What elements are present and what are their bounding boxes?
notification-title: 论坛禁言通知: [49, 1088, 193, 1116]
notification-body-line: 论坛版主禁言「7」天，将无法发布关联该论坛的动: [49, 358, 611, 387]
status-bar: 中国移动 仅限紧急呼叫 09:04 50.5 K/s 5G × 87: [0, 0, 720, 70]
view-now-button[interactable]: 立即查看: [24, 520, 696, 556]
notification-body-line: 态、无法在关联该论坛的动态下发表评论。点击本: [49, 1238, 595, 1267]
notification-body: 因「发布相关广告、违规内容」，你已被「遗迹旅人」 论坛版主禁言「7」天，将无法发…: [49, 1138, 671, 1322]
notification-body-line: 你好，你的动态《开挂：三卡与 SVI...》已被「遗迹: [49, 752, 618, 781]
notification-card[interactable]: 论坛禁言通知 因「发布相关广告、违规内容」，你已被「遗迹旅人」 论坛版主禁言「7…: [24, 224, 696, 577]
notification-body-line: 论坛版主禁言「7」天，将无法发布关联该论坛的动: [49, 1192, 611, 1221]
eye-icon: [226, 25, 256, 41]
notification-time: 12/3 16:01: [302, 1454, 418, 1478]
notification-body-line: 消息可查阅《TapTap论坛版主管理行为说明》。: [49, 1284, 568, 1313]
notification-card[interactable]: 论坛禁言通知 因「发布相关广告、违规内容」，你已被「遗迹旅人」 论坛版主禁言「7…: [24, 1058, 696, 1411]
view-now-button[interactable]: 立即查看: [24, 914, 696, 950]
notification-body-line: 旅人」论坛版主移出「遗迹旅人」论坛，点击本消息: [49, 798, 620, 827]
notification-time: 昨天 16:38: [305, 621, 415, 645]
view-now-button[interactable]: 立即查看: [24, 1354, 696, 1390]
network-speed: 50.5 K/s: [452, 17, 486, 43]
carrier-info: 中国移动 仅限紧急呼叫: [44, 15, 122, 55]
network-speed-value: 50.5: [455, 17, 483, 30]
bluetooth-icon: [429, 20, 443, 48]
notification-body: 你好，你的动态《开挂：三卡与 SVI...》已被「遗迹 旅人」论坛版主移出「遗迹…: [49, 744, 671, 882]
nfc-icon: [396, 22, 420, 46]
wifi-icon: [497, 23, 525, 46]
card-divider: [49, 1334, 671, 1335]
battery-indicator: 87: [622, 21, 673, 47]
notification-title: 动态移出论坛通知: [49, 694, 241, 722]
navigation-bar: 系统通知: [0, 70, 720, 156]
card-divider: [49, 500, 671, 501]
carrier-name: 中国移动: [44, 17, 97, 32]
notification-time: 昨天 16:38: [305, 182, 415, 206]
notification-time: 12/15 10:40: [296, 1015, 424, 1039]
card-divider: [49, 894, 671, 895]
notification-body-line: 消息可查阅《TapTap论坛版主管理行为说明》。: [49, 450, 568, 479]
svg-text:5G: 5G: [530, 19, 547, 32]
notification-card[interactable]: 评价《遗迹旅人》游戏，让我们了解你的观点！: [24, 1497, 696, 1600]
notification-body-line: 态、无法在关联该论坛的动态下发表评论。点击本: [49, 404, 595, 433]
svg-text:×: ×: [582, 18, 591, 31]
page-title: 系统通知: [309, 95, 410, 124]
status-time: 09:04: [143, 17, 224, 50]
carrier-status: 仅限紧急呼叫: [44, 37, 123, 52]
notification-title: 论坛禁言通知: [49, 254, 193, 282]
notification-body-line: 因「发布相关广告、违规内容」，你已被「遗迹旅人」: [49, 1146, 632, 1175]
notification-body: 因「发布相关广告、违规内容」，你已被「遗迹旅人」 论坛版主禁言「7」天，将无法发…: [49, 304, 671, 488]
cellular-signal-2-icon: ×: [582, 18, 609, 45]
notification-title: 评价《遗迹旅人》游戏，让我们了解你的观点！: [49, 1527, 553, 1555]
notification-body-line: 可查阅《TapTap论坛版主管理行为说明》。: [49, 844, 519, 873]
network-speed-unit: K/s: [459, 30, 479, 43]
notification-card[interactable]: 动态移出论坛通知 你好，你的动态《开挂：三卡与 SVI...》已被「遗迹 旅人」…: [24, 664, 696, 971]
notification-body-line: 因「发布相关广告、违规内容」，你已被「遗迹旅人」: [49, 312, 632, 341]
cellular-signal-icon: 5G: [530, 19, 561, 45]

────────

Reproduce the data above word for word, covering the stretch from its first line through the line containing "798, 620, 827]", both included.

**FULL RESPONSE**
What elements are present and what are their bounding boxes?
notification-title: 论坛禁言通知: [49, 1088, 193, 1116]
notification-body-line: 论坛版主禁言「7」天，将无法发布关联该论坛的动: [49, 358, 611, 387]
status-bar: 中国移动 仅限紧急呼叫 09:04 50.5 K/s 5G × 87: [0, 0, 720, 70]
view-now-button[interactable]: 立即查看: [24, 520, 696, 556]
notification-body-line: 态、无法在关联该论坛的动态下发表评论。点击本: [49, 1238, 595, 1267]
notification-body: 因「发布相关广告、违规内容」，你已被「遗迹旅人」 论坛版主禁言「7」天，将无法发…: [49, 1138, 671, 1322]
notification-body-line: 你好，你的动态《开挂：三卡与 SVI...》已被「遗迹: [49, 752, 618, 781]
notification-card[interactable]: 论坛禁言通知 因「发布相关广告、违规内容」，你已被「遗迹旅人」 论坛版主禁言「7…: [24, 224, 696, 577]
notification-body-line: 论坛版主禁言「7」天，将无法发布关联该论坛的动: [49, 1192, 611, 1221]
eye-icon: [226, 25, 256, 41]
notification-time: 12/3 16:01: [302, 1454, 418, 1478]
notification-body-line: 消息可查阅《TapTap论坛版主管理行为说明》。: [49, 1284, 568, 1313]
notification-card[interactable]: 论坛禁言通知 因「发布相关广告、违规内容」，你已被「遗迹旅人」 论坛版主禁言「7…: [24, 1058, 696, 1411]
view-now-button[interactable]: 立即查看: [24, 914, 696, 950]
notification-body-line: 旅人」论坛版主移出「遗迹旅人」论坛，点击本消息: [49, 798, 620, 827]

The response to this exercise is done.